▶ Task instructions: Copy the entries below exactly. Images do not belong in the copy.

[START Records to use]

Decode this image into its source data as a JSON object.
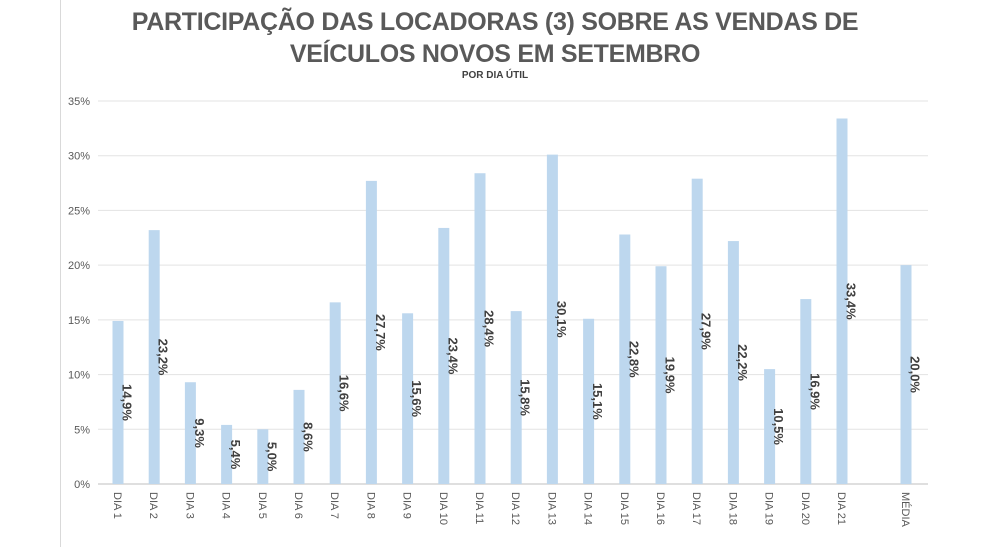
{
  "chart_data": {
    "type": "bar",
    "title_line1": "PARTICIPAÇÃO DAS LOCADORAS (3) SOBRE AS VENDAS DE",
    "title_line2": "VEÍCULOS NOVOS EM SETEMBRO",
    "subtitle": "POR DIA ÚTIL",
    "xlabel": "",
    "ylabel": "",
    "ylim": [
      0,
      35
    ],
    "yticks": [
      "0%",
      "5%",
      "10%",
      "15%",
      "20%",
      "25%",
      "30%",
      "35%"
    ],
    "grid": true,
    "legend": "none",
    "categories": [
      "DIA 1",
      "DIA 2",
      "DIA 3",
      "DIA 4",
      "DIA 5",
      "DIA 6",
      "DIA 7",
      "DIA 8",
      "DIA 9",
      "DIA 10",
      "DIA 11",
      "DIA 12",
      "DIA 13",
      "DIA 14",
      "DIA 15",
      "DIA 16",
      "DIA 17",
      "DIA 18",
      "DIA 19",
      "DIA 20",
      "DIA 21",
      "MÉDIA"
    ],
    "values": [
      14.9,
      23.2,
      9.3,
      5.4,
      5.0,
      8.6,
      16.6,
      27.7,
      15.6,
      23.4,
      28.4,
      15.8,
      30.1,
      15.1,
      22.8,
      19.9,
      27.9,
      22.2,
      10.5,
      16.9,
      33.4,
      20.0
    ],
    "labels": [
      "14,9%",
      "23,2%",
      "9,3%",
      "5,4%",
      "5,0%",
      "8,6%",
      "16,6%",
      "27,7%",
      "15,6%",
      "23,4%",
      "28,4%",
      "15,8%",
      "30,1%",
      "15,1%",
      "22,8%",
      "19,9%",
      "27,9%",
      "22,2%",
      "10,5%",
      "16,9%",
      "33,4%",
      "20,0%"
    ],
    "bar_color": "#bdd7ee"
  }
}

[END Records to use]

▶ Task result:
Decode this image into its source data as a JSON object.
{
  "chart_data": {
    "type": "bar",
    "title_line1": "PARTICIPAÇÃO DAS LOCADORAS (3) SOBRE AS VENDAS DE",
    "title_line2": "VEÍCULOS NOVOS EM SETEMBRO",
    "subtitle": "POR DIA ÚTIL",
    "xlabel": "",
    "ylabel": "",
    "ylim": [
      0,
      35
    ],
    "yticks": [
      "0%",
      "5%",
      "10%",
      "15%",
      "20%",
      "25%",
      "30%",
      "35%"
    ],
    "grid": true,
    "legend": "none",
    "categories": [
      "DIA 1",
      "DIA 2",
      "DIA 3",
      "DIA 4",
      "DIA 5",
      "DIA 6",
      "DIA 7",
      "DIA 8",
      "DIA 9",
      "DIA 10",
      "DIA 11",
      "DIA 12",
      "DIA 13",
      "DIA 14",
      "DIA 15",
      "DIA 16",
      "DIA 17",
      "DIA 18",
      "DIA 19",
      "DIA 20",
      "DIA 21",
      "MÉDIA"
    ],
    "values": [
      14.9,
      23.2,
      9.3,
      5.4,
      5.0,
      8.6,
      16.6,
      27.7,
      15.6,
      23.4,
      28.4,
      15.8,
      30.1,
      15.1,
      22.8,
      19.9,
      27.9,
      22.2,
      10.5,
      16.9,
      33.4,
      20.0
    ],
    "labels": [
      "14,9%",
      "23,2%",
      "9,3%",
      "5,4%",
      "5,0%",
      "8,6%",
      "16,6%",
      "27,7%",
      "15,6%",
      "23,4%",
      "28,4%",
      "15,8%",
      "30,1%",
      "15,1%",
      "22,8%",
      "19,9%",
      "27,9%",
      "22,2%",
      "10,5%",
      "16,9%",
      "33,4%",
      "20,0%"
    ],
    "bar_color": "#bdd7ee"
  }
}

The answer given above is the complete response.